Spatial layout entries
──────────

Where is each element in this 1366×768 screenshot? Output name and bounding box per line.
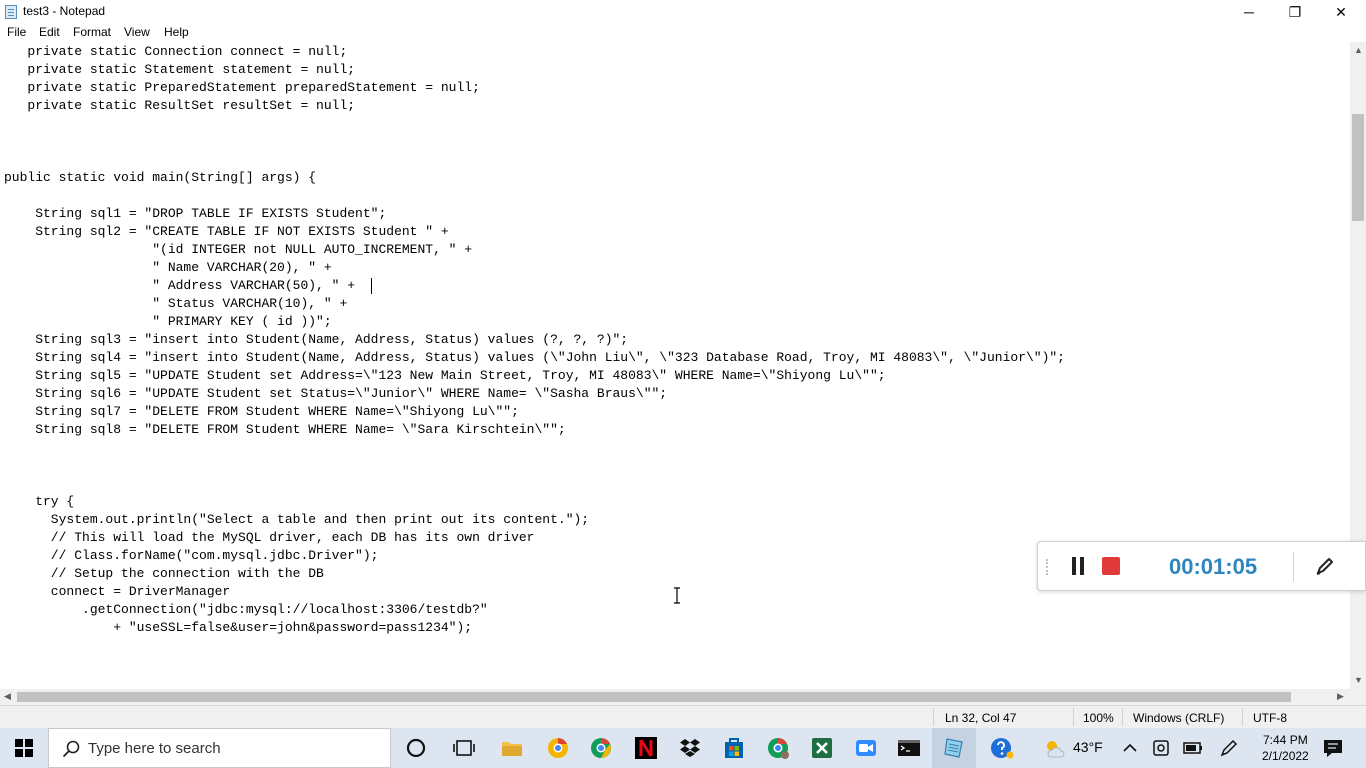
meet-now-icon[interactable] xyxy=(1149,736,1173,760)
pen-icon[interactable] xyxy=(1314,555,1336,577)
recorder-divider xyxy=(1293,552,1294,582)
close-button[interactable]: ✕ xyxy=(1318,0,1364,24)
chrome-profile-icon[interactable] xyxy=(766,736,790,760)
line-ending: Windows (CRLF) xyxy=(1133,711,1225,725)
excel-icon[interactable] xyxy=(810,736,834,760)
title-bar: test3 - Notepad ─ ❐ ✕ xyxy=(0,0,1366,24)
menu-bar: File Edit Format View Help xyxy=(0,24,1366,42)
menu-view[interactable]: View xyxy=(124,25,150,39)
notepad-icon xyxy=(5,5,17,19)
task-view-icon[interactable] xyxy=(452,736,476,760)
clock-time: 7:44 PM xyxy=(1263,733,1308,747)
text-caret xyxy=(371,278,372,294)
cortana-icon[interactable] xyxy=(404,736,428,760)
weather-temperature[interactable]: 43°F xyxy=(1073,739,1103,755)
recording-timer: 00:01:05 xyxy=(1169,554,1258,579)
code-text[interactable]: private static Connection connect = null… xyxy=(4,43,1065,637)
notepad-icon[interactable] xyxy=(942,736,966,760)
clock[interactable]: 7:44 PM 2/1/2022 xyxy=(1262,732,1309,764)
menu-file[interactable]: File xyxy=(7,25,26,39)
search-placeholder: Type here to search xyxy=(88,740,221,757)
screen-recorder-widget: 00:01:05 xyxy=(1037,541,1366,591)
status-divider xyxy=(1242,708,1243,726)
search-icon xyxy=(62,740,80,758)
stop-icon[interactable] xyxy=(1102,557,1120,575)
taskbar-search[interactable]: Type here to search xyxy=(48,728,391,768)
window-title: test3 - Notepad xyxy=(23,4,106,18)
scrollbar-corner xyxy=(1350,689,1366,705)
menu-help[interactable]: Help xyxy=(164,25,189,39)
text-editor[interactable]: private static Connection connect = null… xyxy=(0,42,1350,689)
pause-icon[interactable] xyxy=(1071,557,1085,575)
status-divider xyxy=(1122,708,1123,726)
file-explorer-icon[interactable] xyxy=(500,736,524,760)
pen-workspace-icon[interactable] xyxy=(1217,736,1241,760)
horizontal-scroll-thumb[interactable] xyxy=(17,692,1291,702)
ibeam-cursor-icon xyxy=(674,587,680,604)
status-divider xyxy=(933,708,934,726)
encoding: UTF-8 xyxy=(1253,711,1287,725)
vertical-scroll-thumb[interactable] xyxy=(1352,114,1364,221)
store-icon[interactable] xyxy=(722,736,746,760)
chrome-canary-icon[interactable] xyxy=(546,736,570,760)
drag-handle-icon[interactable] xyxy=(1046,559,1051,575)
chevron-up-icon[interactable] xyxy=(1118,736,1142,760)
chrome-icon[interactable] xyxy=(589,736,613,760)
notification-icon[interactable] xyxy=(1321,736,1345,760)
start-button[interactable] xyxy=(0,728,48,768)
scroll-right-icon[interactable]: ▶ xyxy=(1337,691,1344,702)
maximize-button[interactable]: ❐ xyxy=(1272,0,1318,24)
status-divider xyxy=(1073,708,1074,726)
scroll-up-icon[interactable]: ▲ xyxy=(1354,45,1363,55)
scroll-down-icon[interactable]: ▼ xyxy=(1354,675,1363,685)
netflix-icon[interactable] xyxy=(634,736,658,760)
cursor-position: Ln 32, Col 47 xyxy=(945,711,1017,725)
zoom-icon[interactable] xyxy=(854,736,878,760)
dropbox-icon[interactable] xyxy=(678,736,702,760)
help-icon[interactable] xyxy=(990,736,1014,760)
battery-icon[interactable] xyxy=(1181,736,1205,760)
weather-icon[interactable] xyxy=(1042,736,1066,760)
terminal-icon[interactable] xyxy=(897,736,921,760)
taskbar: Type here to search 43°F 7:44 PM 2/1/202… xyxy=(0,728,1366,768)
menu-format[interactable]: Format xyxy=(73,25,111,39)
clock-date: 2/1/2022 xyxy=(1262,749,1309,763)
status-bar: Ln 32, Col 47 100% Windows (CRLF) UTF-8 xyxy=(0,705,1366,728)
minimize-button[interactable]: ─ xyxy=(1226,0,1272,24)
windows-start-icon xyxy=(15,739,33,757)
zoom-level: 100% xyxy=(1083,711,1114,725)
menu-edit[interactable]: Edit xyxy=(39,25,60,39)
scroll-left-icon[interactable]: ◀ xyxy=(4,691,11,702)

──────────

Exercise aim: Copy the entries above line for line, without any change, and leave out the pictures.

Answer to this problem:
Where is each element in this 1366×768 screenshot? Output name and bounding box per line.
meet-now-icon[interactable] xyxy=(1149,736,1173,760)
pen-icon[interactable] xyxy=(1314,555,1336,577)
recorder-divider xyxy=(1293,552,1294,582)
close-button[interactable]: ✕ xyxy=(1318,0,1364,24)
chrome-profile-icon[interactable] xyxy=(766,736,790,760)
line-ending: Windows (CRLF) xyxy=(1133,711,1225,725)
excel-icon[interactable] xyxy=(810,736,834,760)
title-bar: test3 - Notepad ─ ❐ ✕ xyxy=(0,0,1366,24)
menu-bar: File Edit Format View Help xyxy=(0,24,1366,42)
menu-view[interactable]: View xyxy=(124,25,150,39)
notepad-icon xyxy=(5,5,17,19)
task-view-icon[interactable] xyxy=(452,736,476,760)
clock-time: 7:44 PM xyxy=(1263,733,1308,747)
text-caret xyxy=(371,278,372,294)
cortana-icon[interactable] xyxy=(404,736,428,760)
weather-temperature[interactable]: 43°F xyxy=(1073,739,1103,755)
recording-timer: 00:01:05 xyxy=(1169,554,1258,579)
code-text[interactable]: private static Connection connect = null… xyxy=(4,43,1065,637)
notepad-icon[interactable] xyxy=(942,736,966,760)
clock[interactable]: 7:44 PM 2/1/2022 xyxy=(1262,732,1309,764)
menu-file[interactable]: File xyxy=(7,25,26,39)
search-placeholder: Type here to search xyxy=(88,740,221,757)
screen-recorder-widget: 00:01:05 xyxy=(1037,541,1366,591)
status-divider xyxy=(1242,708,1243,726)
search-icon xyxy=(62,740,80,758)
stop-icon[interactable] xyxy=(1102,557,1120,575)
taskbar-search[interactable]: Type here to search xyxy=(48,728,391,768)
window-title: test3 - Notepad xyxy=(23,4,106,18)
scrollbar-corner xyxy=(1350,689,1366,705)
menu-help[interactable]: Help xyxy=(164,25,189,39)
text-editor[interactable]: private static Connection connect = null… xyxy=(0,42,1350,689)
pause-icon[interactable] xyxy=(1071,557,1085,575)
status-divider xyxy=(1122,708,1123,726)
file-explorer-icon[interactable] xyxy=(500,736,524,760)
pen-workspace-icon[interactable] xyxy=(1217,736,1241,760)
horizontal-scroll-thumb[interactable] xyxy=(17,692,1291,702)
ibeam-cursor-icon xyxy=(674,587,680,604)
status-divider xyxy=(933,708,934,726)
encoding: UTF-8 xyxy=(1253,711,1287,725)
vertical-scroll-thumb[interactable] xyxy=(1352,114,1364,221)
store-icon[interactable] xyxy=(722,736,746,760)
chrome-canary-icon[interactable] xyxy=(546,736,570,760)
drag-handle-icon[interactable] xyxy=(1046,559,1051,575)
chevron-up-icon[interactable] xyxy=(1118,736,1142,760)
chrome-icon[interactable] xyxy=(589,736,613,760)
notification-icon[interactable] xyxy=(1321,736,1345,760)
start-button[interactable] xyxy=(0,728,48,768)
scroll-right-icon[interactable]: ▶ xyxy=(1337,691,1344,702)
maximize-button[interactable]: ❐ xyxy=(1272,0,1318,24)
status-divider xyxy=(1073,708,1074,726)
scroll-up-icon[interactable]: ▲ xyxy=(1354,45,1363,55)
scroll-down-icon[interactable]: ▼ xyxy=(1354,675,1363,685)
netflix-icon[interactable] xyxy=(634,736,658,760)
cursor-position: Ln 32, Col 47 xyxy=(945,711,1017,725)
zoom-icon[interactable] xyxy=(854,736,878,760)
dropbox-icon[interactable] xyxy=(678,736,702,760)
help-icon[interactable] xyxy=(990,736,1014,760)
battery-icon[interactable] xyxy=(1181,736,1205,760)
weather-icon[interactable] xyxy=(1042,736,1066,760)
terminal-icon[interactable] xyxy=(897,736,921,760)
taskbar: Type here to search 43°F 7:44 PM 2/1/202… xyxy=(0,728,1366,768)
menu-format[interactable]: Format xyxy=(73,25,111,39)
clock-date: 2/1/2022 xyxy=(1262,749,1309,763)
status-bar: Ln 32, Col 47 100% Windows (CRLF) UTF-8 xyxy=(0,705,1366,728)
minimize-button[interactable]: ─ xyxy=(1226,0,1272,24)
windows-start-icon xyxy=(15,739,33,757)
zoom-level: 100% xyxy=(1083,711,1114,725)
menu-edit[interactable]: Edit xyxy=(39,25,60,39)
scroll-left-icon[interactable]: ◀ xyxy=(4,691,11,702)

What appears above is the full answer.